— BEGIN EXTRACTED MATERIAL —

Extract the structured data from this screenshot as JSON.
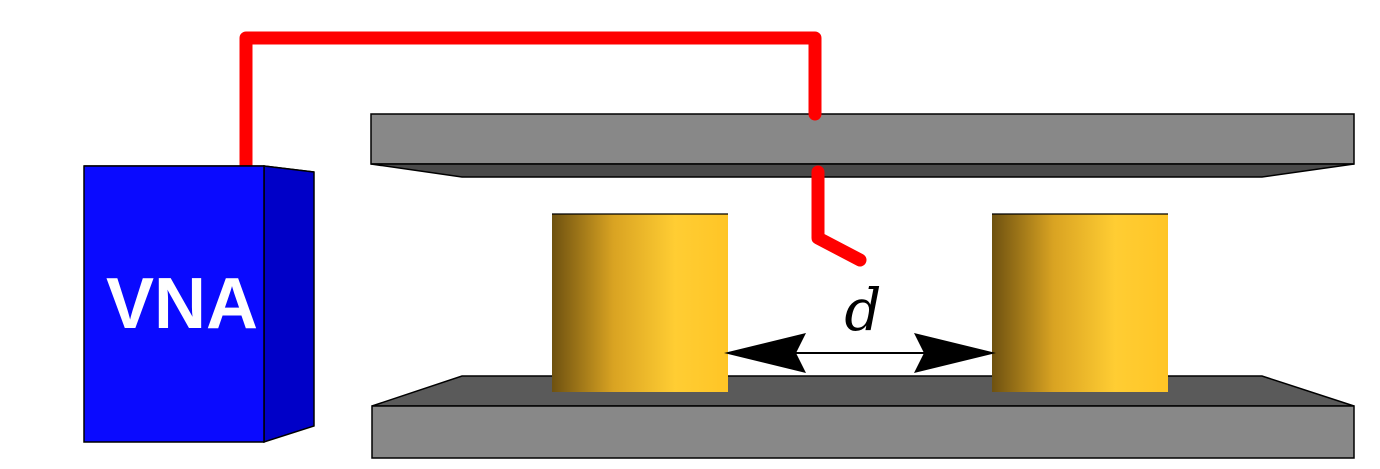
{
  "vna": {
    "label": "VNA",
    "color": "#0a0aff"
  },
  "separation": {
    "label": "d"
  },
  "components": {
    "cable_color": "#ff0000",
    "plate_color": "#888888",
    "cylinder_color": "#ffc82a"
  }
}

— END EXTRACTED MATERIAL —

» PROBLEM STATEMENT:
Return all of the entries exactly as written, but drop any pictures they hold.

» TASK SOLUTION:
Extract the structured data from this screenshot as JSON.
{
  "vna": {
    "label": "VNA",
    "color": "#0a0aff"
  },
  "separation": {
    "label": "d"
  },
  "components": {
    "cable_color": "#ff0000",
    "plate_color": "#888888",
    "cylinder_color": "#ffc82a"
  }
}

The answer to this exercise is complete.